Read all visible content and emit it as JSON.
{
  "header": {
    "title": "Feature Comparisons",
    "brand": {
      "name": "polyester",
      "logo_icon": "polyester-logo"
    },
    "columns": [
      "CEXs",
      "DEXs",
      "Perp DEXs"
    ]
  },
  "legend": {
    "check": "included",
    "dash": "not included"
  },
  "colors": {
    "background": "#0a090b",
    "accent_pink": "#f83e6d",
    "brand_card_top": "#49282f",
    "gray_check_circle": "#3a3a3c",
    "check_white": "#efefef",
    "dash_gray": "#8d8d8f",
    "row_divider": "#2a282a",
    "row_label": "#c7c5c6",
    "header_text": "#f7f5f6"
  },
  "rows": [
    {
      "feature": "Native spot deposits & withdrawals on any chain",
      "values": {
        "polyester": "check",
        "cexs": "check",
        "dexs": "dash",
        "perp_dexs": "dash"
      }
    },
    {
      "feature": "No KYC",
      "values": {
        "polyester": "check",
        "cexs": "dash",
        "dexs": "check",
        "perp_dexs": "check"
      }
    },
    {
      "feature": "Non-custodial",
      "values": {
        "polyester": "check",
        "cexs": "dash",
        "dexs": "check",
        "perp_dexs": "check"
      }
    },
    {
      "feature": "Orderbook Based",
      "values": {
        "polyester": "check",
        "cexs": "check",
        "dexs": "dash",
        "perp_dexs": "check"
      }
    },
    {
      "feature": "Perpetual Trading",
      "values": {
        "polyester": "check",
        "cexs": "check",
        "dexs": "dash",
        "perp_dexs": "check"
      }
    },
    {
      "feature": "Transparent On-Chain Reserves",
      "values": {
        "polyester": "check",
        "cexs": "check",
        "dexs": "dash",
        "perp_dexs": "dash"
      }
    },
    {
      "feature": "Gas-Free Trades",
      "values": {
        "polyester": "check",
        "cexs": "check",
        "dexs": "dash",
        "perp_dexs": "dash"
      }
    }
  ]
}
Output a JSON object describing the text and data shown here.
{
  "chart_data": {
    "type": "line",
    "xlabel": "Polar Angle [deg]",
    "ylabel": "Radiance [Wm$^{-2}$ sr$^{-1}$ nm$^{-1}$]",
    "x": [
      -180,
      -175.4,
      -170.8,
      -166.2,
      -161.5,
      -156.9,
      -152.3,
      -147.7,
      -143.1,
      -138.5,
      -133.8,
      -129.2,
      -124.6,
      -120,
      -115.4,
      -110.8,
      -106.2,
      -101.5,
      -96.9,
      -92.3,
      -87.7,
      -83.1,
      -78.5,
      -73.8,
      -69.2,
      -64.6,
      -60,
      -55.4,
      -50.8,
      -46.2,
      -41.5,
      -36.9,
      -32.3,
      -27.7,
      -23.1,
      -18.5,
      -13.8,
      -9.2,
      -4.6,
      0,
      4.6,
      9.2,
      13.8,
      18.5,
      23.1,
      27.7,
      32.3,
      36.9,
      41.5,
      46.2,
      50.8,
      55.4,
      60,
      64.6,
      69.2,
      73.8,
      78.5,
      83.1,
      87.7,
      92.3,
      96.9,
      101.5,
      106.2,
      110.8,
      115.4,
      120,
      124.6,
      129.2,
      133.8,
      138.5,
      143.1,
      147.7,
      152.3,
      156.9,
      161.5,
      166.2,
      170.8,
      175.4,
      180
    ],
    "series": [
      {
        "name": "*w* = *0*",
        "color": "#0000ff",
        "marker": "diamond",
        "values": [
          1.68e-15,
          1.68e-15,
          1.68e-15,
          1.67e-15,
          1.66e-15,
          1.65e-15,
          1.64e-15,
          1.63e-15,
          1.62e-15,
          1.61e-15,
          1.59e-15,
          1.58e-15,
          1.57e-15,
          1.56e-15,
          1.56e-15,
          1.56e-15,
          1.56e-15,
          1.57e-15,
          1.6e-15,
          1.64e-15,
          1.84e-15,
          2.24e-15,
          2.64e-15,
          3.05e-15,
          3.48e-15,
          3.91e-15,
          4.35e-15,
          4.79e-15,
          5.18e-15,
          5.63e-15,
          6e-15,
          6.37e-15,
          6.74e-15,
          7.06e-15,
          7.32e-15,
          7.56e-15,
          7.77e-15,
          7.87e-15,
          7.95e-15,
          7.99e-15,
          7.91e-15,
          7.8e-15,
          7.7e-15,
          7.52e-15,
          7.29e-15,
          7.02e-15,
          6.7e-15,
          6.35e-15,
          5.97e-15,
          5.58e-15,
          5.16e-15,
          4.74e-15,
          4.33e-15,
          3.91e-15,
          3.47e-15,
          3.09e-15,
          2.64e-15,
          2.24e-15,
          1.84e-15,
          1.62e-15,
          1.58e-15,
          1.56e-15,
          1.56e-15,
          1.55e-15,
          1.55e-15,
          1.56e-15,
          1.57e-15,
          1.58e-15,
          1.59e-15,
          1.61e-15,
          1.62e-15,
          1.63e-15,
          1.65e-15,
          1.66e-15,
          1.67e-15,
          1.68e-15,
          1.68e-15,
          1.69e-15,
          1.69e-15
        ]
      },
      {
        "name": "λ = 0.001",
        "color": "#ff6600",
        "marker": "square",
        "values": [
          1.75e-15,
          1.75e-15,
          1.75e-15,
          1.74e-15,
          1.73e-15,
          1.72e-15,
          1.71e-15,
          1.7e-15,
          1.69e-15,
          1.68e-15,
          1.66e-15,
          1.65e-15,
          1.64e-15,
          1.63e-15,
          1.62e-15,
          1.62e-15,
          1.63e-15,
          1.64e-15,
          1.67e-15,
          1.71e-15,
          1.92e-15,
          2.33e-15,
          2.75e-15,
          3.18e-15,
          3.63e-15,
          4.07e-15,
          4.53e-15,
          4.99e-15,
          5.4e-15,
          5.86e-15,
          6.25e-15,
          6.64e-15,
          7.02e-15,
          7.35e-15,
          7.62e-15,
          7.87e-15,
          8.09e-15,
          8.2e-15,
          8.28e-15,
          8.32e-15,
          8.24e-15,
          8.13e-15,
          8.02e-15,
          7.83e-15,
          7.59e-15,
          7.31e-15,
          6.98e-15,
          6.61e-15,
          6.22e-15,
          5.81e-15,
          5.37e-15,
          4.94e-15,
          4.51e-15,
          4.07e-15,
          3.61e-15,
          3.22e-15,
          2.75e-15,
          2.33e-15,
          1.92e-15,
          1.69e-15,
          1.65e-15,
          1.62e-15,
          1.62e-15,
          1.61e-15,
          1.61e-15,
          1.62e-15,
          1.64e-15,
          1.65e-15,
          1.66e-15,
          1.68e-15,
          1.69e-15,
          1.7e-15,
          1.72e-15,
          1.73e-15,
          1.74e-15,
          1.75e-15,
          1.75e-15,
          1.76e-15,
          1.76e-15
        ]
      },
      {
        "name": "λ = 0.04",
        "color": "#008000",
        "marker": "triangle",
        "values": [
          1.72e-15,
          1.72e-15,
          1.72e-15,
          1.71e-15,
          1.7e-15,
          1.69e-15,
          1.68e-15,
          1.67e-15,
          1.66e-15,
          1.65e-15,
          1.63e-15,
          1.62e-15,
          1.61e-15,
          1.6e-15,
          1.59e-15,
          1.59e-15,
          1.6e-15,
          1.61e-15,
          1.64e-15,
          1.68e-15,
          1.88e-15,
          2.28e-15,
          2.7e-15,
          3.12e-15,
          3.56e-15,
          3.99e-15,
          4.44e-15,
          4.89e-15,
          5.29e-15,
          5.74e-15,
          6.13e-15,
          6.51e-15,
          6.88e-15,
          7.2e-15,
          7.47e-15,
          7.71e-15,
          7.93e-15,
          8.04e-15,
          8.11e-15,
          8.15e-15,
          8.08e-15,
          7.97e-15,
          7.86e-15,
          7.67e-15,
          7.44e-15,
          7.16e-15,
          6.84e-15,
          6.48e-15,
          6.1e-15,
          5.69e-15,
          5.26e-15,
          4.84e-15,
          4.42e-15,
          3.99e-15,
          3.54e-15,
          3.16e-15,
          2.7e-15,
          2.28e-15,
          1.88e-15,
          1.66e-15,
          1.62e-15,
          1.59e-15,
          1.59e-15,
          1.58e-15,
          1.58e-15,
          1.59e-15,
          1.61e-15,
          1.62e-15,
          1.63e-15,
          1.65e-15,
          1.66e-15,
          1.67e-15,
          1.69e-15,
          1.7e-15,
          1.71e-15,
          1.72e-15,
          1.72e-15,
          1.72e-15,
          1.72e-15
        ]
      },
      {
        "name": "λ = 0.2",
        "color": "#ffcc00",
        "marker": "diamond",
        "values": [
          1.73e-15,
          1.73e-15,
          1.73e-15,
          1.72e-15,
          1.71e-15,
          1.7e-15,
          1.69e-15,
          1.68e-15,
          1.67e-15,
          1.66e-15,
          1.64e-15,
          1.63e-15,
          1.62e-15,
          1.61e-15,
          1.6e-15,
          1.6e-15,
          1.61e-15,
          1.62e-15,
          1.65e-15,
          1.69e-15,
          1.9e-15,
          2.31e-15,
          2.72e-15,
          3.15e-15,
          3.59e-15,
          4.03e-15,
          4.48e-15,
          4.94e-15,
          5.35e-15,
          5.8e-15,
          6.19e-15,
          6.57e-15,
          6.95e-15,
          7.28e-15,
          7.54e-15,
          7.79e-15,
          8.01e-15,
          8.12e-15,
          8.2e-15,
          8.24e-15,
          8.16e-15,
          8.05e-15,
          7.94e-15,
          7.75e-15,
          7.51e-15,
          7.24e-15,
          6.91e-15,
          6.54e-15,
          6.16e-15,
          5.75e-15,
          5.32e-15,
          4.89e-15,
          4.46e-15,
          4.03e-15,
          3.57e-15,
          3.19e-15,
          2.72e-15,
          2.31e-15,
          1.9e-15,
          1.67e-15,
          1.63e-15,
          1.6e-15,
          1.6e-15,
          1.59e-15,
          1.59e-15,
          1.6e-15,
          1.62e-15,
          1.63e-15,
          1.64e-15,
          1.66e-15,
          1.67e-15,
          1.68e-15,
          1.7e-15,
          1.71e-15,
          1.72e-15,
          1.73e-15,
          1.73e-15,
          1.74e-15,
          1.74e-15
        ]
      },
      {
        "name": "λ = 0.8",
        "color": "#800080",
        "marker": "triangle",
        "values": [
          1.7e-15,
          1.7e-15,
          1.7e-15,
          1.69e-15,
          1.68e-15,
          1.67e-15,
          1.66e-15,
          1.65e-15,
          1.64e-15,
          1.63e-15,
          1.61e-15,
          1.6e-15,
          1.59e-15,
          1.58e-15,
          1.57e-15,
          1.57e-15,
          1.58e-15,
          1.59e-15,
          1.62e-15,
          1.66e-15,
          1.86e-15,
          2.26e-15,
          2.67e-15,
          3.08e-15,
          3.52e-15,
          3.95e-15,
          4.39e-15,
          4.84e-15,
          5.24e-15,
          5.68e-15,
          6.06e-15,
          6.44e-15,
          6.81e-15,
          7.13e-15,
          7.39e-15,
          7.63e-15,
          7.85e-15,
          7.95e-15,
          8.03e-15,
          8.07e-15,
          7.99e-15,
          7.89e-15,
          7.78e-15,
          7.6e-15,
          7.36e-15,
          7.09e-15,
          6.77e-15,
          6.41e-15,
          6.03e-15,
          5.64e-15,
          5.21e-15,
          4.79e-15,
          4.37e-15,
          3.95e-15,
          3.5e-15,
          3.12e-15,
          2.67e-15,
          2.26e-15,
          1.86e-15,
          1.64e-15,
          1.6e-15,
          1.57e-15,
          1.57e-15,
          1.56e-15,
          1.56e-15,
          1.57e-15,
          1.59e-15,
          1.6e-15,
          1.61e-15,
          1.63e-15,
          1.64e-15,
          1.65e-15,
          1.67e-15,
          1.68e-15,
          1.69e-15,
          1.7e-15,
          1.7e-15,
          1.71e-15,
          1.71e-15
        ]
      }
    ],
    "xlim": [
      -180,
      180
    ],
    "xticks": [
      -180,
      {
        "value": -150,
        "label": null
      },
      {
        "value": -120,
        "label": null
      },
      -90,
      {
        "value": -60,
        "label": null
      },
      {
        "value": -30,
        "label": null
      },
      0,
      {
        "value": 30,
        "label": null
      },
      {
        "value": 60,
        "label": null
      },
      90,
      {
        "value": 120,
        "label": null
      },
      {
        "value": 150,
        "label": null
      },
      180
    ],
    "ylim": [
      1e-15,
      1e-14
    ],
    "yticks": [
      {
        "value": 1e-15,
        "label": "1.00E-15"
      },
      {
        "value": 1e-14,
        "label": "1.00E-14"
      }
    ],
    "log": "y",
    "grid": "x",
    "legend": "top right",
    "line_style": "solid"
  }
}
──────────────────────────────
→ **Work to complete**:
In the listing above, find each line with the word "name" and copy it.

→ **Exercise solution**:
      "name": "polyester",
        "name": "*w* = *0*",
        "name": "λ = 0.001",
        "name": "λ = 0.04",
        "name": "λ = 0.2",
        "name": "λ = 0.8",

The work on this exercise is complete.